DESCRIPTION OF THE TASK: Find each line holding the word "Length" and give the total alone.

SOURCE MATERIAL:
==*==
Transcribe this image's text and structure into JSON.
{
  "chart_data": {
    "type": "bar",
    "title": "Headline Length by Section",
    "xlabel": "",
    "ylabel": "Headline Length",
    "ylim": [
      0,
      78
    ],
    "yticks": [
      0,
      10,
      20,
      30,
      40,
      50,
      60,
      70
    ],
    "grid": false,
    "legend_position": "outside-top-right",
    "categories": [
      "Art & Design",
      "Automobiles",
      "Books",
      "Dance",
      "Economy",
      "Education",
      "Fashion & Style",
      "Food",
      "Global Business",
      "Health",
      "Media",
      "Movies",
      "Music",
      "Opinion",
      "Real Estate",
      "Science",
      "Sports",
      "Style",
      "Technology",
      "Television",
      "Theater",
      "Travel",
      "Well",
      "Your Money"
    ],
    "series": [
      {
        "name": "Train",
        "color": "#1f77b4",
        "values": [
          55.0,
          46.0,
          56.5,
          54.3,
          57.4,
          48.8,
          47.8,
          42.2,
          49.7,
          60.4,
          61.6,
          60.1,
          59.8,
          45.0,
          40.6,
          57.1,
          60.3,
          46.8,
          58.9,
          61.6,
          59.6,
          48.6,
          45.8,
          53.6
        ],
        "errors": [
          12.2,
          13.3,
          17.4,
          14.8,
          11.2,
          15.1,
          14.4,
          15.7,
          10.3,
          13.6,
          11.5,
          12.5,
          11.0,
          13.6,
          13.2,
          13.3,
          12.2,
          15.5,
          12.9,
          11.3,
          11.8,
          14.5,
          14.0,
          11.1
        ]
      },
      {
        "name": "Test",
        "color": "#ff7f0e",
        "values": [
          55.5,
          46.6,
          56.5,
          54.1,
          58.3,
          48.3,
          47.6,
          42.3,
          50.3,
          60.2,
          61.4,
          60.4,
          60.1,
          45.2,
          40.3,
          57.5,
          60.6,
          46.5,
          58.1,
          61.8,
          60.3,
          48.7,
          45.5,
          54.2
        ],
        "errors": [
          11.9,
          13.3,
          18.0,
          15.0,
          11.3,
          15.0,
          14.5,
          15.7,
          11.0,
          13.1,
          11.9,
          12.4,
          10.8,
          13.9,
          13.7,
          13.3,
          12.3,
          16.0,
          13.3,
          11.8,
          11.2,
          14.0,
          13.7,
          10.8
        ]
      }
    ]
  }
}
==*==
SOLUTION TO THIS TASK: 2